= やること =
一覧の最初の行から「x-axis-ticks: 0 20」を含む行までを、1行を1つの文字列にしたJSONのリストの形にしてください。空の行は除き、最初と最後の行も含めます。

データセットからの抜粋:
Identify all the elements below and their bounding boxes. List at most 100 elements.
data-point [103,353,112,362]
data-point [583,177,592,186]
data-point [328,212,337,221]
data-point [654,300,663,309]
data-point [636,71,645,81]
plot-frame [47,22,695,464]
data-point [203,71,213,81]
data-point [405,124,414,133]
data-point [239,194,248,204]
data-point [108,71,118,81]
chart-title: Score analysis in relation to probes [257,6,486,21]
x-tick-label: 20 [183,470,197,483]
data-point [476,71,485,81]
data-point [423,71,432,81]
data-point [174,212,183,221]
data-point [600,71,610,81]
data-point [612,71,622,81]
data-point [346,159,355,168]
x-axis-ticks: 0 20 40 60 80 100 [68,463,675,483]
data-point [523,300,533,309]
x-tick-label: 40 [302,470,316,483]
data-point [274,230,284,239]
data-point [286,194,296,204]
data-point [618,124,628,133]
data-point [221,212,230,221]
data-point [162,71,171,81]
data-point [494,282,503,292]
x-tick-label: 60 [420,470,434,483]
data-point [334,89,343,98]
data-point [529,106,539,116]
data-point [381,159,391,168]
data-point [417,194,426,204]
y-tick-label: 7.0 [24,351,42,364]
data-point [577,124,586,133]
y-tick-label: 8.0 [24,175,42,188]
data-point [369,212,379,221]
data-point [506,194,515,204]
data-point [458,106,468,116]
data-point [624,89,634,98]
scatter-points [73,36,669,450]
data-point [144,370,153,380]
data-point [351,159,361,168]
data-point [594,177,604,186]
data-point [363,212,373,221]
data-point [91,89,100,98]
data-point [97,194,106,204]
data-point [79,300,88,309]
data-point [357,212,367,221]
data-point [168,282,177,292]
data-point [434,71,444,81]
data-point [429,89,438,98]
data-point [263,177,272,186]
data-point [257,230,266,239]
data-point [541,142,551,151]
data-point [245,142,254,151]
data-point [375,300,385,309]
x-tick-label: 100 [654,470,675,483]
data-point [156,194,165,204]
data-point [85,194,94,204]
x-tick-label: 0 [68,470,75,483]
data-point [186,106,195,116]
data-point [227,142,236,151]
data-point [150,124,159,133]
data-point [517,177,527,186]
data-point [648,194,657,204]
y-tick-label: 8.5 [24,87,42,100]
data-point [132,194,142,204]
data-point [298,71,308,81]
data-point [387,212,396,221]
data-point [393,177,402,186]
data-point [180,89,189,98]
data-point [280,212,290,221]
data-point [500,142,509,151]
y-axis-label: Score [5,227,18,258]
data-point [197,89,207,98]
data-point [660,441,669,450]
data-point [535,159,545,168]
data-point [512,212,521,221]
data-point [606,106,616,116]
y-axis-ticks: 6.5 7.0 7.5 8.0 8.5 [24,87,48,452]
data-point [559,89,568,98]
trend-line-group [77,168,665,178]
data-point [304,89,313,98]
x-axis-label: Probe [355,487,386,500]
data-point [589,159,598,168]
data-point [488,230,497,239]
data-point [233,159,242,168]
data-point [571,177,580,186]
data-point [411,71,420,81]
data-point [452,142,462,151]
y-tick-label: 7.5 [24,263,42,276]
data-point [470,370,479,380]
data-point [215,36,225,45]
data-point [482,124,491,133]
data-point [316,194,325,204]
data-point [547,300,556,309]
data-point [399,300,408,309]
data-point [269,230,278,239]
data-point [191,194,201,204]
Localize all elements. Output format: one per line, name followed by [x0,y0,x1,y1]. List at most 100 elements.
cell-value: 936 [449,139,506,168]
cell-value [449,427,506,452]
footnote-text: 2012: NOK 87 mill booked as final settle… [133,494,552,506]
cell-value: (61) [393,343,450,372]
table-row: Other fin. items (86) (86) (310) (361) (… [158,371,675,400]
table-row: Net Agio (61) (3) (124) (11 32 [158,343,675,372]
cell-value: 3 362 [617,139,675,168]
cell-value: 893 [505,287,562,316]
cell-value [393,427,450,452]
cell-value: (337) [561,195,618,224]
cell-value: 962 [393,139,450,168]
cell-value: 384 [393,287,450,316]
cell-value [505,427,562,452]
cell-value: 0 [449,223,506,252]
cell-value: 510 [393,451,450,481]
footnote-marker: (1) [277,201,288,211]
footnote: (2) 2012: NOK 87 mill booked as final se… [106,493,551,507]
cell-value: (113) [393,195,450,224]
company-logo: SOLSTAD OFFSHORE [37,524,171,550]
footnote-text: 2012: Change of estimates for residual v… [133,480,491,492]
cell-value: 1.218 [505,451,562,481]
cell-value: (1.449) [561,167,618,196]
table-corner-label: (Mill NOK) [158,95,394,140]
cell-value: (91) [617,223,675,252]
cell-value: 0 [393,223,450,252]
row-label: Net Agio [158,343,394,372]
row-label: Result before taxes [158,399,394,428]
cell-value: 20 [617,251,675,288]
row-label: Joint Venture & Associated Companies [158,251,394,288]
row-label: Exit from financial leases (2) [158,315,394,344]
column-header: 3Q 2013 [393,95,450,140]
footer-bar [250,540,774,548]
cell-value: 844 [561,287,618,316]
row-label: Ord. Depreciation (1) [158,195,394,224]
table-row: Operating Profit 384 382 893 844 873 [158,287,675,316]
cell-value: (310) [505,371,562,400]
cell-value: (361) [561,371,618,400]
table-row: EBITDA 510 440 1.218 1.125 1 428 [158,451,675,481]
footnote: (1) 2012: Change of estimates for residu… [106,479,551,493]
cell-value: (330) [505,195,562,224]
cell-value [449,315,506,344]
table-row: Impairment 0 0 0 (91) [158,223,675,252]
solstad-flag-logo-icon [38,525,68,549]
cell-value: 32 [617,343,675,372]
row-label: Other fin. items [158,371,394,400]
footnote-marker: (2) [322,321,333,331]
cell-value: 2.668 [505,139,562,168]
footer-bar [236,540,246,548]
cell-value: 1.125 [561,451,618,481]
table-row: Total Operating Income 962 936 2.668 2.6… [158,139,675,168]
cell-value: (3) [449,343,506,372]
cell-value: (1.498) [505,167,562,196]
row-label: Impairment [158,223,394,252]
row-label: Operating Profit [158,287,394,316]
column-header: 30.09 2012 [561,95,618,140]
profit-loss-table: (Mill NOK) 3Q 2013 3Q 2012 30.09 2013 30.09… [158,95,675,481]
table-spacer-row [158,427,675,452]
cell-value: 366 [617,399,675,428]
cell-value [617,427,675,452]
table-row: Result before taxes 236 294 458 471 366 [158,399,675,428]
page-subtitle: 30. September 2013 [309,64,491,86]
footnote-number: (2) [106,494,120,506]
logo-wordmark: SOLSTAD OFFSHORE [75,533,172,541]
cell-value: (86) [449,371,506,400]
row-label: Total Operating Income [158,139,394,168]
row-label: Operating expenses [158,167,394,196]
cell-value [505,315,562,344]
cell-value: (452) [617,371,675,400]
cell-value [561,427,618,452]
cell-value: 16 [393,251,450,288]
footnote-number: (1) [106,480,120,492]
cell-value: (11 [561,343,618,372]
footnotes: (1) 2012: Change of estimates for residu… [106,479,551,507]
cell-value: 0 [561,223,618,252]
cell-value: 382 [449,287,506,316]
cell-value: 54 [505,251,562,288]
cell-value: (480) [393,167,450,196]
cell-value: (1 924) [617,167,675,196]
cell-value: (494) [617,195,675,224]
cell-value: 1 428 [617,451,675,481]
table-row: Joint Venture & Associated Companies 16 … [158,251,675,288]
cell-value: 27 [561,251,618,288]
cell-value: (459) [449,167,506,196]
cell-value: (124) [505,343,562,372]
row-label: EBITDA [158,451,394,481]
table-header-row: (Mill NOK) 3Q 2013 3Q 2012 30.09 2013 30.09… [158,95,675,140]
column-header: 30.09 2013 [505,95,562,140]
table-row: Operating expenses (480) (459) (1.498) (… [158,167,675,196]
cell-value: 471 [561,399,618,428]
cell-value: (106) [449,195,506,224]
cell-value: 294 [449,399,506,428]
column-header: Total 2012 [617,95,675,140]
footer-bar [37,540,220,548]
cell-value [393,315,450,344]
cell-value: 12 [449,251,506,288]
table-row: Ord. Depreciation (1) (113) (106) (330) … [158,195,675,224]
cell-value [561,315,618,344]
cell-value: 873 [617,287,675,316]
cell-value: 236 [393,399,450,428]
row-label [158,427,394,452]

= 答え =
[
  "Identify all the elements below and their bounding boxes. List at most 100 elements.",
  "data-point [103,353,112,362]",
  "data-point [583,177,592,186]",
  "data-point [328,212,337,221]",
  "data-point [654,300,663,309]",
  "data-point [636,71,645,81]",
  "plot-frame [47,22,695,464]",
  "data-point [203,71,213,81]",
  "data-point [405,124,414,133]",
  "data-point [239,194,248,204]",
  "data-point [108,71,118,81]",
  "chart-title: Score analysis in relation to probes [257,6,486,21]",
  "x-tick-label: 20 [183,470,197,483]",
  "data-point [476,71,485,81]",
  "data-point [423,71,432,81]",
  "data-point [174,212,183,221]",
  "data-point [600,71,610,81]",
  "data-point [612,71,622,81]",
  "data-point [346,159,355,168]",
  "x-axis-ticks: 0 20 40 60 80 100 [68,463,675,483]"
]